::: EXCERPTED RECORDS

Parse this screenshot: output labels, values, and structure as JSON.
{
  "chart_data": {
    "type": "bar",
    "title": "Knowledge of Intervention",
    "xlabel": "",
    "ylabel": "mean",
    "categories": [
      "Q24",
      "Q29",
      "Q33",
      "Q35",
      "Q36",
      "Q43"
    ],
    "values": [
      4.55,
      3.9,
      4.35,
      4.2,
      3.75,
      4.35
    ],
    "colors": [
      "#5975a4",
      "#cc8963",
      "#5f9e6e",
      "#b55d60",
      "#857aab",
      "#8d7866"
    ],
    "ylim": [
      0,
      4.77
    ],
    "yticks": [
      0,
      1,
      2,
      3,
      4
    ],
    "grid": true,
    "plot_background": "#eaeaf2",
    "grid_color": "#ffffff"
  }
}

::::::

→ PROBLEM DETAILS
Retype all the records, matching them exactly.

→ OUTPUT FOR THIS EXERCISE
Parse this screenshot: output labels, values, and structure as JSON.
{
  "chart_data": {
    "type": "bar",
    "title": "Knowledge of Intervention",
    "xlabel": "",
    "ylabel": "mean",
    "categories": [
      "Q24",
      "Q29",
      "Q33",
      "Q35",
      "Q36",
      "Q43"
    ],
    "values": [
      4.55,
      3.9,
      4.35,
      4.2,
      3.75,
      4.35
    ],
    "colors": [
      "#5975a4",
      "#cc8963",
      "#5f9e6e",
      "#b55d60",
      "#857aab",
      "#8d7866"
    ],
    "ylim": [
      0,
      4.77
    ],
    "yticks": [
      0,
      1,
      2,
      3,
      4
    ],
    "grid": true,
    "plot_background": "#eaeaf2",
    "grid_color": "#ffffff"
  }
}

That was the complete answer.